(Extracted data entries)
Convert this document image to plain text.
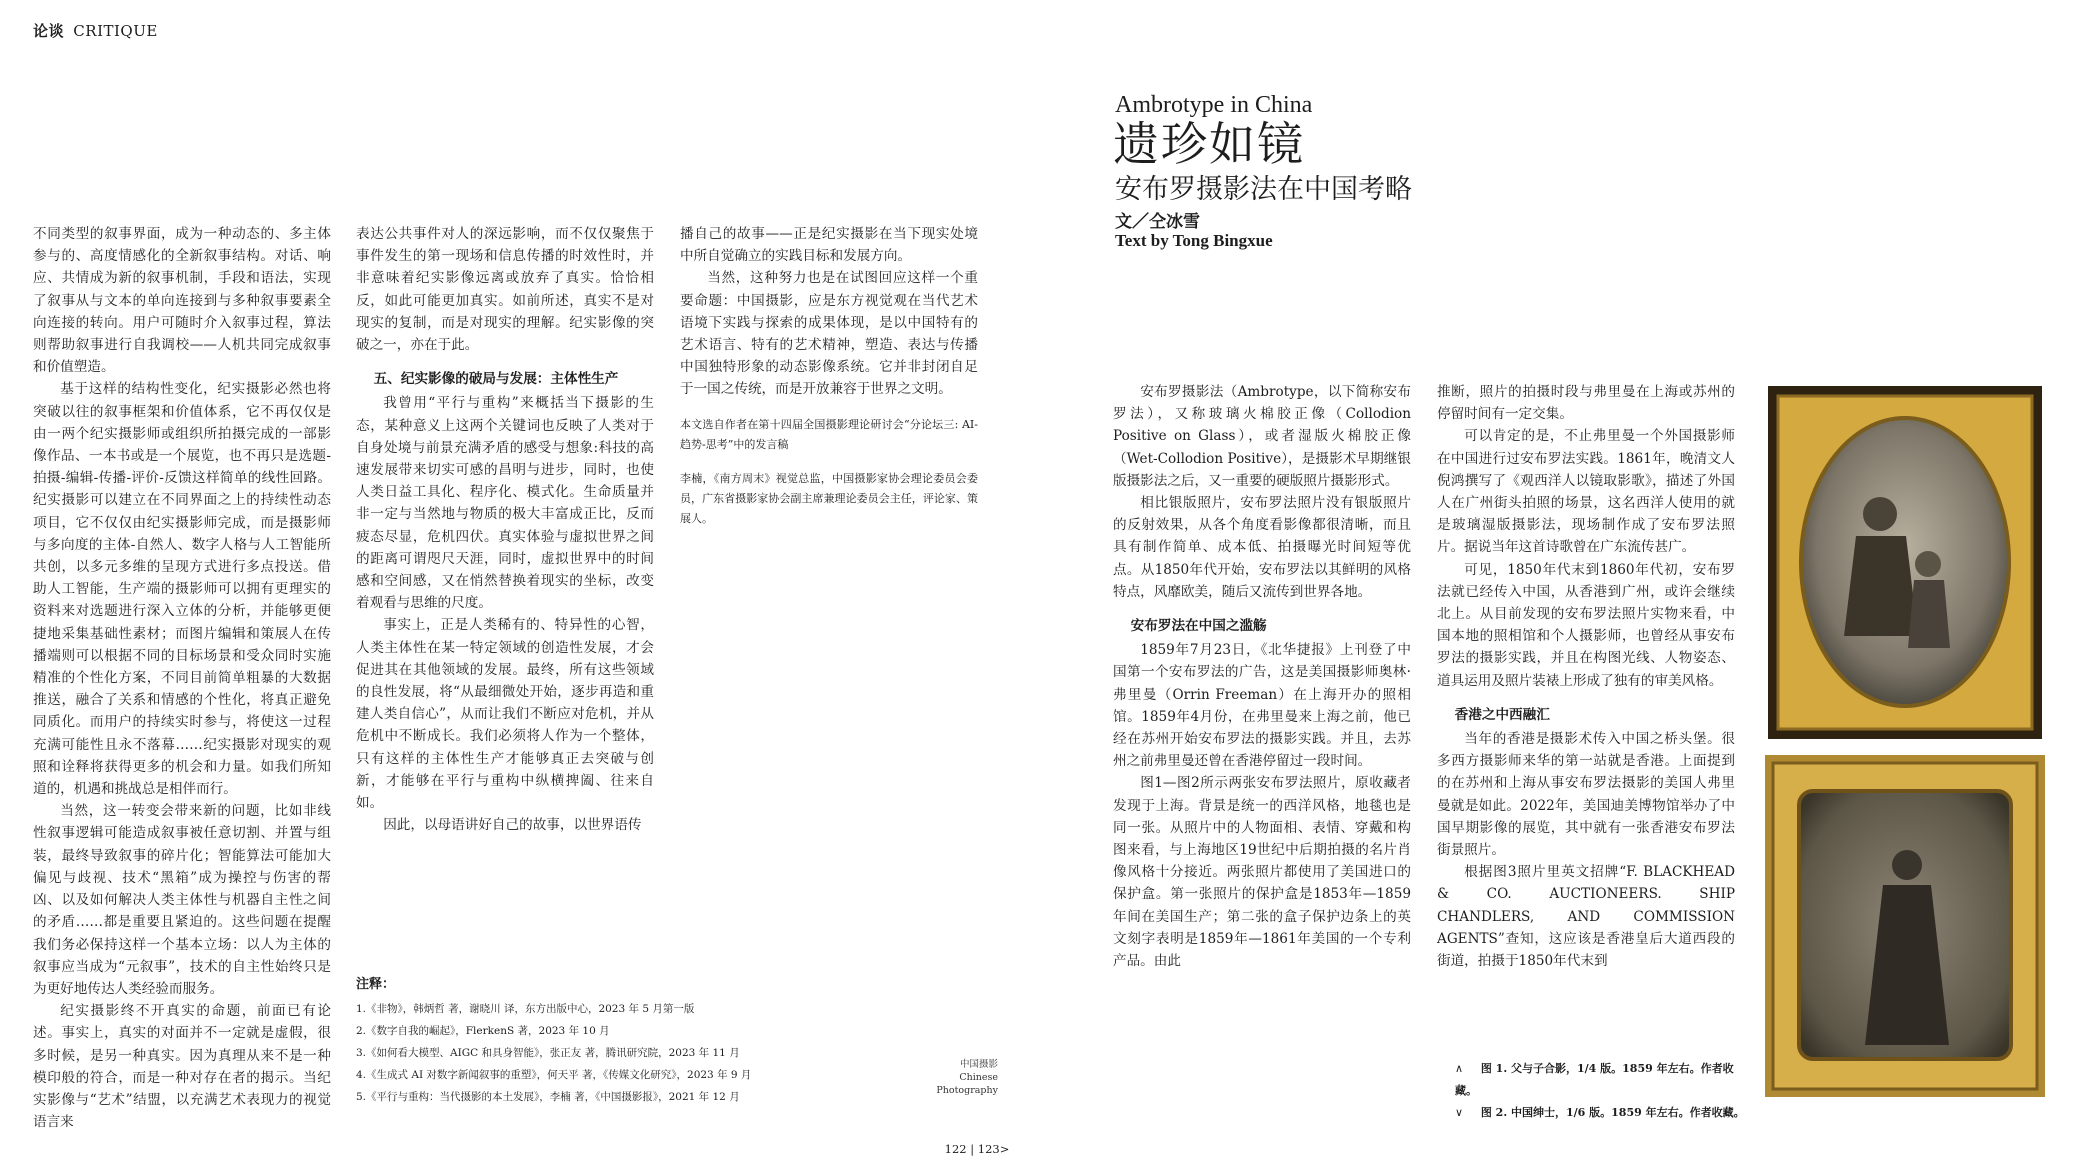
论谈 CRITIQUE

不同类型的叙事界面，成为一种动态的、多主体参与的、高度情感化的全新叙事结构。对话、响应、共情成为新的叙事机制，手段和语法，实现了叙事从与文本的单向连接到与多种叙事要素全向连接的转向。用户可随时介入叙事过程，算法则帮助叙事进行自我调校——人机共同完成叙事和价值塑造。

基于这样的结构性变化，纪实摄影必然也将突破以往的叙事框架和价值体系，它不再仅仅是由一两个纪实摄影师或组织所拍摄完成的一部影像作品、一本书或是一个展览，也不再只是选题-拍摄-编辑-传播-评价-反馈这样简单的线性回路。纪实摄影可以建立在不同界面之上的持续性动态项目，它不仅仅由纪实摄影师完成，而是摄影师与多向度的主体-自然人、数字人格与人工智能所共创，以多元多维的呈现方式进行多点投送。借助人工智能，生产端的摄影师可以拥有更理实的资料来对选题进行深入立体的分析，并能够更便捷地采集基础性素材；而图片编辑和策展人在传播端则可以根据不同的目标场景和受众同时实施精准的个性化方案，不同目前简单粗暴的大数据推送，融合了关系和情感的个性化，将真正避免同质化。而用户的持续实时参与，将使这一过程充满可能性且永不落幕……纪实摄影对现实的观照和诠释将获得更多的机会和力量。如我们所知道的，机遇和挑战总是相伴而行。

当然，这一转变会带来新的问题，比如非线性叙事逻辑可能造成叙事被任意切割、并置与组装，最终导致叙事的碎片化；智能算法可能加大偏见与歧视、技术“黑箱”成为操控与伤害的帮凶、以及如何解决人类主体性与机器自主性之间的矛盾……都是重要且紧迫的。这些问题在提醒我们务必保持这样一个基本立场：以人为主体的叙事应当成为“元叙事”，技术的自主性始终只是为更好地传达人类经验而服务。

纪实摄影终不开真实的命题，前面已有论述。事实上，真实的对面并不一定就是虚假，很多时候，是另一种真实。因为真理从来不是一种模印般的符合，而是一种对存在者的揭示。当纪实影像与“艺术”结盟，以充满艺术表现力的视觉语言来

表达公共事件对人的深远影响，而不仅仅聚焦于事件发生的第一现场和信息传播的时效性时，并非意味着纪实影像远离或放弃了真实。恰恰相反，如此可能更加真实。如前所述，真实不是对现实的复制，而是对现实的理解。纪实影像的突破之一，亦在于此。

五、纪实影像的破局与发展：主体性生产

我曾用“平行与重构”来概括当下摄影的生态，某种意义上这两个关键词也反映了人类对于自身处境与前景充满矛盾的感受与想象:科技的高速发展带来切实可感的昌明与进步，同时，也使人类日益工具化、程序化、模式化。生命质量并非一定与当然地与物质的极大丰富成正比，反而疲态尽显，危机四伏。真实体验与虚拟世界之间的距离可谓咫尺天涯，同时，虚拟世界中的时间感和空间感，又在悄然替换着现实的坐标，改变着观看与思维的尺度。

事实上，正是人类稀有的、特异性的心智，人类主体性在某一特定领域的创造性发展，才会促进其在其他领域的发展。最终，所有这些领域的良性发展，将“从最细微处开始，逐步再造和重建人类自信心”，从而让我们不断应对危机，并从危机中不断成长。我们必须将人作为一个整体，只有这样的主体性生产才能够真正去突破与创新，才能够在平行与重构中纵横捭阖、往来自如。

因此，以母语讲好自己的故事，以世界语传

播自己的故事——正是纪实摄影在当下现实处境中所自觉确立的实践目标和发展方向。

当然，这种努力也是在试图回应这样一个重要命题：中国摄影，应是东方视觉观在当代艺术语境下实践与探索的成果体现，是以中国特有的艺术语言、特有的艺术精神，塑造、表达与传播中国独特形象的动态影像系统。它并非封闭自足于一国之传统，而是开放兼容于世界之文明。

本文选自作者在第十四届全国摄影理论研讨会“分论坛三: AI-趋势-思考”中的发言稿

李楠，《南方周末》视觉总监，中国摄影家协会理论委员会委员，广东省摄影家协会副主席兼理论委员会主任，评论家、策展人。

注释：
1.《非物》，韩炳哲 著，谢晓川 译，东方出版中心，2023 年 5 月第一版
2.《数字自我的崛起》，FlerkenS 著，2023 年 10 月
3.《如何看大模型、AIGC 和具身智能》，张正友 著，腾讯研究院，2023 年 11 月
4.《生成式 AI 对数字新闻叙事的重塑》，何天平 著，《传媒文化研究》，2023 年 9 月
5.《平行与重构：当代摄影的本土发展》，李楠 著，《中国摄影报》，2021 年 12 月
中国摄影
Chinese
Photography
122 | 123>
Ambrotype in China
遗珍如镜
安布罗摄影法在中国考略
文／仝冰雪
Text by Tong Bingxue

安布罗摄影法（Ambrotype，以下简称安布罗法），又称玻璃火棉胶正像（Collodion Positive on Glass），或者湿版火棉胶正像（Wet-Collodion Positive），是摄影术早期继银版摄影法之后，又一重要的硬版照片摄影形式。

相比银版照片，安布罗法照片没有银版照片的反射效果，从各个角度看影像都很清晰，而且具有制作简单、成本低、拍摄曝光时间短等优点。从1850年代开始，安布罗法以其鲜明的风格特点，风靡欧美，随后又流传到世界各地。

安布罗法在中国之滥觞

1859年7月23日，《北华捷报》上刊登了中国第一个安布罗法的广告，这是美国摄影师奥林·弗里曼（Orrin Freeman）在上海开办的照相馆。1859年4月份，在弗里曼来上海之前，他已经在苏州开始安布罗法的摄影实践。并且，去苏州之前弗里曼还曾在香港停留过一段时间。

图1—图2所示两张安布罗法照片，原收藏者发现于上海。背景是统一的西洋风格，地毯也是同一张。从照片中的人物面相、表情、穿戴和构图来看，与上海地区19世纪中后期拍摄的名片肖像风格十分接近。两张照片都使用了美国进口的保护盒。第一张照片的保护盒是1853年—1859年间在美国生产；第二张的盒子保护边条上的英文刻字表明是1859年—1861年美国的一个专利产品。由此

推断，照片的拍摄时段与弗里曼在上海或苏州的停留时间有一定交集。

可以肯定的是，不止弗里曼一个外国摄影师在中国进行过安布罗法实践。1861年，晚清文人倪鸿撰写了《观西洋人以镜取影歌》，描述了外国人在广州街头拍照的场景，这名西洋人使用的就是玻璃湿版摄影法，现场制作成了安布罗法照片。据说当年这首诗歌曾在广东流传甚广。

可见，1850年代末到1860年代初，安布罗法就已经传入中国，从香港到广州，或许会继续北上。从目前发现的安布罗法照片实物来看，中国本地的照相馆和个人摄影师，也曾经从事安布罗法的摄影实践，并且在构图光线、人物姿态、道具运用及照片装裱上形成了独有的审美风格。

香港之中西融汇

当年的香港是摄影术传入中国之桥头堡。很多西方摄影师来华的第一站就是香港。上面提到的在苏州和上海从事安布罗法摄影的美国人弗里曼就是如此。2022年，美国迪美博物馆举办了中国早期影像的展览，其中就有一张香港安布罗法街景照片。

根据图3照片里英文招牌“F. BLACKHEAD & CO. AUCTIONEERS. SHIP CHANDLERS, AND COMMISSION AGENTS”查知，这应该是香港皇后大道西段的街道，拍摄于1850年代末到

∧ 图 1. 父与子合影，1/4 版。1859 年左右。作者收藏。
∨ 图 2. 中国绅士，1/6 版。1859 年左右。作者收藏。
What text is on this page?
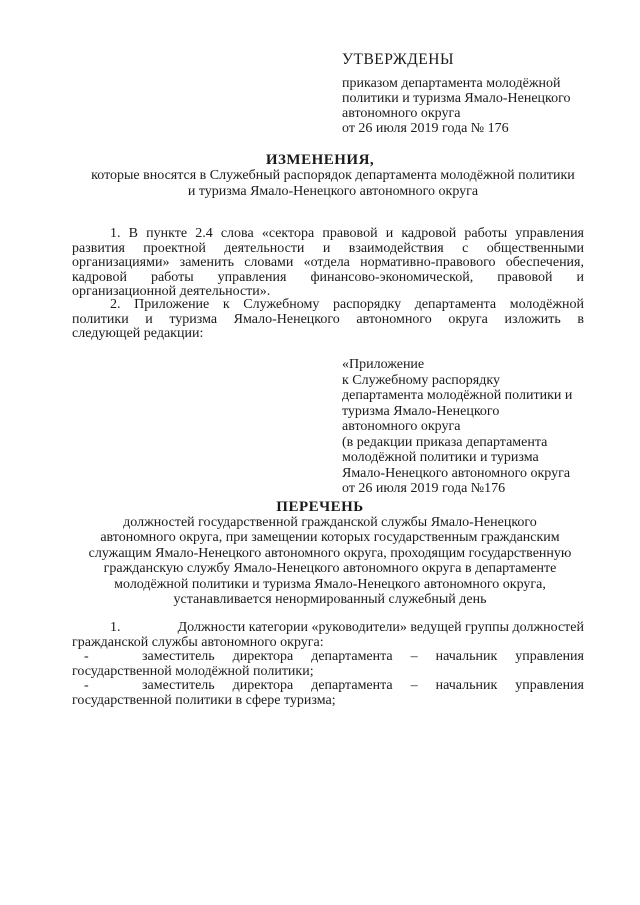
УТВЕРЖДЕНЫ
приказом департамента молодёжной
политики и туризма Ямало-Ненецкого
автономного округа
от 26 июля 2019 года № 176
ИЗМЕНЕНИЯ,
которые вносятся в Служебный распорядок департамента молодёжной политики
и туризма Ямало-Ненецкого автономного округа
1. В пункте 2.4 слова «сектора правовой и кадровой работы управления
развития проектной деятельности и взаимодействия с общественными
организациями» заменить словами «отдела нормативно-правового обеспечения,
кадровой работы управления финансово-экономической, правовой и
организационной деятельности».
2. Приложение к Служебному распорядку департамента молодёжной
политики и туризма Ямало-Ненецкого автономного округа изложить в
следующей редакции:
«Приложение
к Служебному распорядку
департамента молодёжной политики и
туризма Ямало-Ненецкого
автономного округа
(в редакции приказа департамента
молодёжной политики и туризма
Ямало-Ненецкого автономного округа
от 26 июля 2019 года №176
ПЕРЕЧЕНЬ
должностей государственной гражданской службы Ямало-Ненецкого
автономного округа, при замещении которых государственным гражданским
служащим Ямало-Ненецкого автономного округа, проходящим государственную
гражданскую службу Ямало-Ненецкого автономного округа в департаменте
молодёжной политики и туризма Ямало-Ненецкого автономного округа,
устанавливается ненормированный служебный день
1.	Должности категории «руководители» ведущей группы должностей
гражданской службы автономного округа:
-	заместитель директора департамента – начальник управления
государственной молодёжной политики;
-	заместитель директора департамента – начальник управления
государственной политики в сфере туризма;
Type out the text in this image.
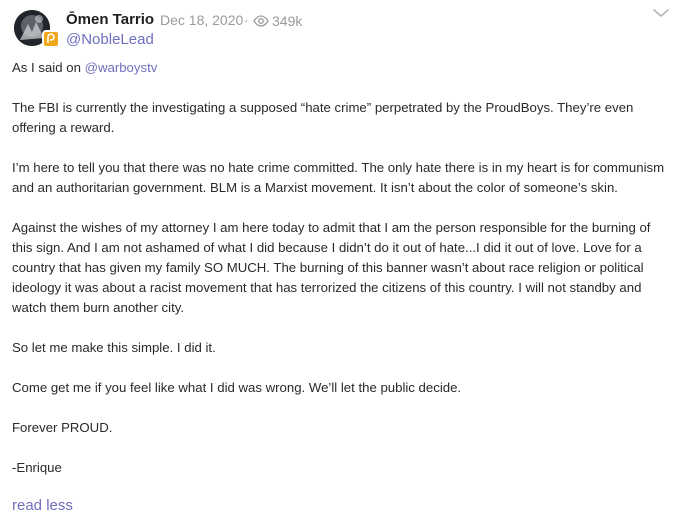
Ōmen Tarrio Dec 18, 2020 · 349k
@NobleLead

As I said on @warboystv

The FBI is currently the investigating a supposed “hate crime” perpetrated by the ProudBoys. They’re even offering a reward.

I’m here to tell you that there was no hate crime committed. The only hate there is in my heart is for communism and an authoritarian government. BLM is a Marxist movement. It isn’t about the color of someone’s skin.

Against the wishes of my attorney I am here today to admit that I am the person responsible for the burning of this sign. And I am not ashamed of what I did because I didn’t do it out of hate...I did it out of love. Love for a country that has given my family SO MUCH. The burning of this banner wasn’t about race religion or political ideology it was about a racist movement that has terrorized the citizens of this country. I will not standby and watch them burn another city.

So let me make this simple. I did it.

Come get me if you feel like what I did was wrong. We’ll let the public decide.

Forever PROUD.

-Enrique

read less
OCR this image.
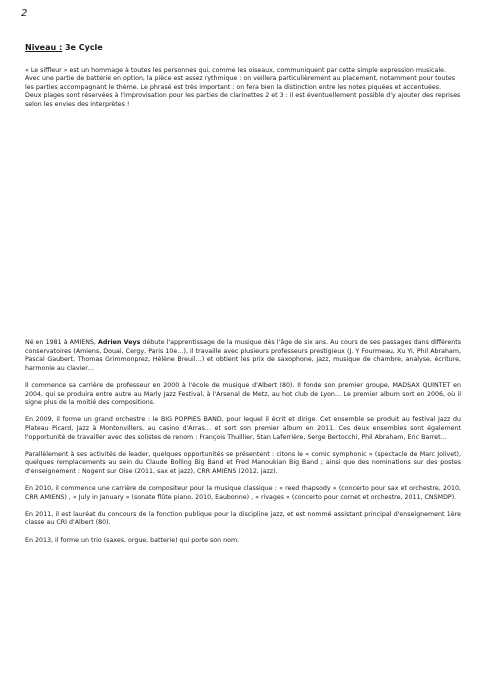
2
Niveau : 3e Cycle

« Le siffleur » est un hommage à toutes les personnes qui, comme les oiseaux, communiquent par cette simple expression musicale.

Avec une partie de batterie en option, la pièce est assez rythmique : on veillera particulièrement au placement, notamment pour toutes les parties accompagnant le thème. Le phrasé est très important : on fera bien la distinction entre les notes piquées et accentuées.

Deux plages sont réservées à l'improvisation pour les parties de clarinettes 2 et 3 : il est éventuellement possible d'y ajouter des reprises selon les envies des interprètes !

Né en 1981 à AMIENS, Adrien Veys débute l'apprentissage de la musique dès l'âge de six ans. Au cours de ses passages dans différents conservatoires (Amiens, Douai, Cergy, Paris 10e…), il travaille avec plusieurs professeurs prestigieux (J. Y Fourmeau, Xu Yi, Phil Abraham, Pascal Gaubert, Thomas Grimmonprez, Hélène Breuil…) et obtient les prix de saxophone, jazz, musique de chambre, analyse, écriture, harmonie au clavier…

Il commence sa carrière de professeur en 2000 à l'école de musique d'Albert (80). Il fonde son premier groupe, MADSAX QUINTET en 2004, qui se produira entre autre au Marly Jazz Festival, à l'Arsenal de Metz, au hot club de Lyon… Le premier album sort en 2006, où il signe plus de la moitié des compositions.

En 2009, il forme un grand orchestre : le BIG POPPIES BAND, pour lequel il écrit et dirige. Cet ensemble se produit au festival Jazz du Plateau Picard, Jazz à Montonvillers, au casino d'Arras… et sort son premier album en 2011. Ces deux ensembles sont également l'opportunité de travailler avec des solistes de renom : François Thuillier, Stan Laferrière, Serge Bertocchi, Phil Abraham, Eric Barret…

Parallèlement à ses activités de leader, quelques opportunités se présentent : citons le « comic symphonic » (spectacle de Marc Jolivet), quelques remplacements au sein du Claude Bolling Big Band et Fred Manoukian Big Band ; ainsi que des nominations sur des postes d'enseignement : Nogent sur Oise (2011, sax et jazz), CRR AMIENS (2012, jazz).

En 2010, il commence une carrière de compositeur pour la musique classique : « reed rhapsody » (concerto pour sax et orchestre, 2010, CRR AMIENS) , « July in January » (sonate flûte piano, 2010, Eaubonne) , « rivages » (concerto pour cornet et orchestre, 2011, CNSMDP).

En 2011, il est lauréat du concours de la fonction publique pour la discipline jazz, et est nommé assistant principal d'enseignement 1ère classe au CRI d'Albert (80).

En 2013, il forme un trio (saxes, orgue, batterie) qui porte son nom.
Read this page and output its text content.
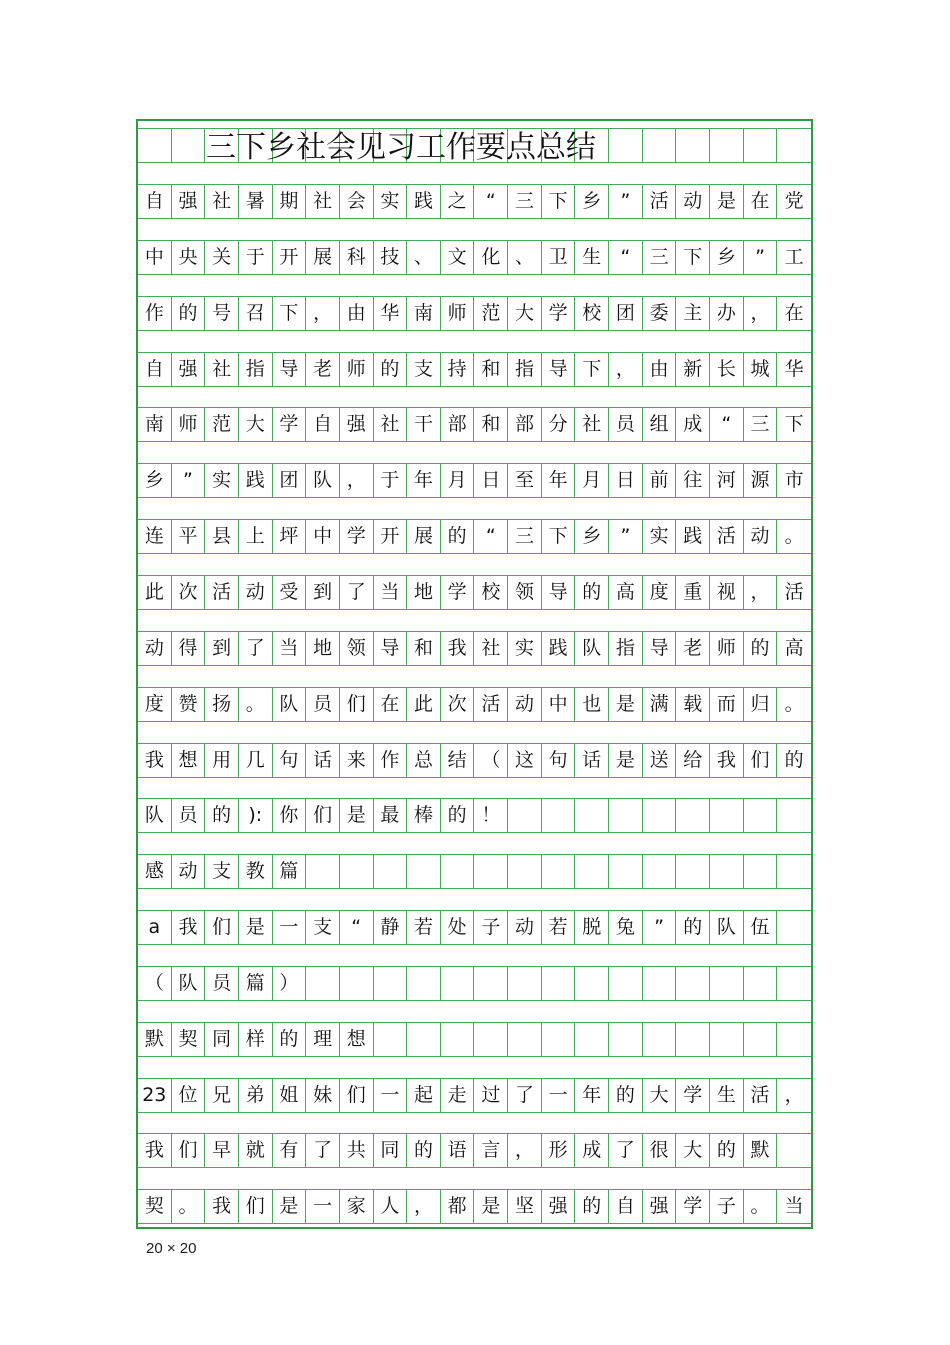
三下乡社会见习工作要点总结
自 强 社 暑 期 社 会 实 践 之	“	三 下 乡	”	活 动 是 在 党
中 央 关 于 开 展 科 技 、 文 化 、 卫 生	“	三 下 乡	”	工
作 的 号 召 下 ， 由 华 南 师 范 大 学 校 团 委 主 办 ， 在
自 强 社 指 导 老 师 的 支 持 和 指 导 下 ， 由 新 长 城 华
南 师 范 大 学 自 强 社 干 部 和 部 分 社 员 组 成	“	三 下
乡	”	实 践 团 队 ， 于 年 月 日 至 年 月 日 前 往 河 源 市
连 平 县 上 坪 中 学 开 展 的	“	三 下 乡	”	实 践 活 动 。
此 次 活 动 受 到 了 当 地 学 校 领 导 的 高 度 重 视 ， 活
动 得 到 了 当 地 领 导 和 我 社 实 践 队 指 导 老 师 的 高
度 赞 扬 。 队 员 们 在 此 次 活 动 中 也 是 满 载 而 归 。
我 想 用 几 句 话 来 作 总 结 （ 这 句 话 是 送 给 我 们 的
队 员 的 ): 你 们 是 最 棒 的 ！
感 动 支 教 篇
a 我 们 是 一 支	“	静 若 处 子 动 若 脱 兔	”	的 队 伍
（ 队 员 篇 ）
默 契 同 样 的 理 想
23 位 兄 弟 姐 妹 们 一 起 走 过 了 一 年 的 大 学 生 活 ，
我 们 早 就 有 了 共 同 的 语 言 ， 形 成 了 很 大 的 默
契 。 我 们 是 一 家 人 ， 都 是 坚 强 的 自 强 学 子 。 当
20 × 20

▶ **PROBLEM**
Return, from the data, each line that has the word "туризма" in it.

▶ **ANSWER IN FULL**
политики и туризма Ямало-Ненецкого
и туризма Ямало-Ненецкого автономного округа
политики и туризма Ямало-Ненецкого автономного округа изложить в
туризма Ямало-Ненецкого
молодёжной политики и туризма
молодёжной политики и туризма Ямало-Ненецкого автономного округа,
государственной политики в сфере туризма;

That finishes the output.